>> begin Data lines

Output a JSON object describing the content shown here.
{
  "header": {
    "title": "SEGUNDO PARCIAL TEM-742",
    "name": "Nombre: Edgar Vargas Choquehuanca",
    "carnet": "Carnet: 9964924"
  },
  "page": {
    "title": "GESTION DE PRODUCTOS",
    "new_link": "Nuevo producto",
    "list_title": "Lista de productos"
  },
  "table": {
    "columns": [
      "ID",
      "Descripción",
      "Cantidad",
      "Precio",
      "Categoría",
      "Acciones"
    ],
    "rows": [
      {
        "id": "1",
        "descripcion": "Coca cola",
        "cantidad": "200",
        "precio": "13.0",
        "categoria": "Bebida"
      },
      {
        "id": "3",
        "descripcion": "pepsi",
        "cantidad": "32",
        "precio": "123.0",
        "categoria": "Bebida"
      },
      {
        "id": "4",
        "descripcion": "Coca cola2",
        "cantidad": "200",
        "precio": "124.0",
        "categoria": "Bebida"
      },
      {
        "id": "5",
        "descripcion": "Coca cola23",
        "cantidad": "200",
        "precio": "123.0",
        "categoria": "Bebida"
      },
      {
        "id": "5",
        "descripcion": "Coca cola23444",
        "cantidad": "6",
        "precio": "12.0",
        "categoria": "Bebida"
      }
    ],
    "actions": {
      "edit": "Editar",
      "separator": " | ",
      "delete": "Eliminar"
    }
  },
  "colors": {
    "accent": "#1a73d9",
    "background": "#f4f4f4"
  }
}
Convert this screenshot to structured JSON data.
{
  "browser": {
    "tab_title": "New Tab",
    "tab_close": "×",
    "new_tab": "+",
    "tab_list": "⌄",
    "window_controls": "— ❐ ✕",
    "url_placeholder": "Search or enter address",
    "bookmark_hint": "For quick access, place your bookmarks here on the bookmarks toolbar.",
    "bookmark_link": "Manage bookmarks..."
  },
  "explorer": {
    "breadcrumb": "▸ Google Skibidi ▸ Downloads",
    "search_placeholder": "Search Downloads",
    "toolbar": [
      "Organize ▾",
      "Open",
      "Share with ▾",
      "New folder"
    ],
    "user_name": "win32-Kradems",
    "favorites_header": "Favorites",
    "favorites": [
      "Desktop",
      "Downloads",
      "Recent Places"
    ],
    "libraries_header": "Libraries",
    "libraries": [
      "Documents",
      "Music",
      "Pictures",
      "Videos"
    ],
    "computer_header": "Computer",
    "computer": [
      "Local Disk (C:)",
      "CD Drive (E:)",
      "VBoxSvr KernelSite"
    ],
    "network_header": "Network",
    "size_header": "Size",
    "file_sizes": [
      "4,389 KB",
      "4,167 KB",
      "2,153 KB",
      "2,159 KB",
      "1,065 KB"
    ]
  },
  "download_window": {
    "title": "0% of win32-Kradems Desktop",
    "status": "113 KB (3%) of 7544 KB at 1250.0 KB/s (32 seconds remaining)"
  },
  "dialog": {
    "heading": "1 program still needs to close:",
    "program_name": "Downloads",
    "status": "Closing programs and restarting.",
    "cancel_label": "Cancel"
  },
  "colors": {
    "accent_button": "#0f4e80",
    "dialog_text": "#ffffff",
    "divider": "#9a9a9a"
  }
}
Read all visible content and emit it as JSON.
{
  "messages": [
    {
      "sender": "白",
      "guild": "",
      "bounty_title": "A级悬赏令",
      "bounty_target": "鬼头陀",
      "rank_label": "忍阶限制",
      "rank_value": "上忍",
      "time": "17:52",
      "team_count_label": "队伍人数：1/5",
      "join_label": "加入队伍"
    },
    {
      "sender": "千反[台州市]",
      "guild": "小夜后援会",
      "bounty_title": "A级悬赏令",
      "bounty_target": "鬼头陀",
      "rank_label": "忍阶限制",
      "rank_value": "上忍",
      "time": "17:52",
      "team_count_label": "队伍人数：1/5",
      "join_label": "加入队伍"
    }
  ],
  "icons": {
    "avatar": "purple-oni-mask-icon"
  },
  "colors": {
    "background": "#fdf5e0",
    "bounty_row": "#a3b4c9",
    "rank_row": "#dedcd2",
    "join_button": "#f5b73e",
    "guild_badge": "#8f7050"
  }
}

>> end Data lines

Exercise: Check every line of the listing for the string "Kradems" and report how many lines have it, as a number alone.

Result of the exercise: 2